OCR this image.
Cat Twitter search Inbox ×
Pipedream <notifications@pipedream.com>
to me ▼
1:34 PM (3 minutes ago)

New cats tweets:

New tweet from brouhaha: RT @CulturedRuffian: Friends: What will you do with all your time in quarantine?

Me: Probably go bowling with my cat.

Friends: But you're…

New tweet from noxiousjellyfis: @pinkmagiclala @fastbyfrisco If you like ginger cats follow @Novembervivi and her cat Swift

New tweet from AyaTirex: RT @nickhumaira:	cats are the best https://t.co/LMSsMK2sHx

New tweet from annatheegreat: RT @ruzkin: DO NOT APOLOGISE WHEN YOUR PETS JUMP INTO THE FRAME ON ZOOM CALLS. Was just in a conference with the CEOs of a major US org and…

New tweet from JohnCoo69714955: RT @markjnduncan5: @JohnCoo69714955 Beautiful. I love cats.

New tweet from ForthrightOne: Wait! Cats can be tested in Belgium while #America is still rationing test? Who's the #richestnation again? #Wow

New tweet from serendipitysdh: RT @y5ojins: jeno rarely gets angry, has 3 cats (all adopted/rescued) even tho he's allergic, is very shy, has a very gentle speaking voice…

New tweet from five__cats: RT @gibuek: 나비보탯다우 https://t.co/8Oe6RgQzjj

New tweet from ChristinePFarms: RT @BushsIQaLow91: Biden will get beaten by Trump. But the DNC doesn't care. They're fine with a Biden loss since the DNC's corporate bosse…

Requirement: Your task is to retype all of the records exactly.

Answer to the problem:
OCR this image.
Cat Twitter search Inbox ×
Pipedream <notifications@pipedream.com>
to me ▼
1:34 PM (3 minutes ago)

New cats tweets:

New tweet from brouhaha: RT @CulturedRuffian: Friends: What will you do with all your time in quarantine?

Me: Probably go bowling with my cat.

Friends: But you're…

New tweet from noxiousjellyfis: @pinkmagiclala @fastbyfrisco If you like ginger cats follow @Novembervivi and her cat Swift

New tweet from AyaTirex: RT @nickhumaira:	cats are the best https://t.co/LMSsMK2sHx

New tweet from annatheegreat: RT @ruzkin: DO NOT APOLOGISE WHEN YOUR PETS JUMP INTO THE FRAME ON ZOOM CALLS. Was just in a conference with the CEOs of a major US org and…

New tweet from JohnCoo69714955: RT @markjnduncan5: @JohnCoo69714955 Beautiful. I love cats.

New tweet from ForthrightOne: Wait! Cats can be tested in Belgium while #America is still rationing test? Who's the #richestnation again? #Wow

New tweet from serendipitysdh: RT @y5ojins: jeno rarely gets angry, has 3 cats (all adopted/rescued) even tho he's allergic, is very shy, has a very gentle speaking voice…

New tweet from five__cats: RT @gibuek: 나비보탯다우 https://t.co/8Oe6RgQzjj

New tweet from ChristinePFarms: RT @BushsIQaLow91: Biden will get beaten by Trump. But the DNC doesn't care. They're fine with a Biden loss since the DNC's corporate bosse…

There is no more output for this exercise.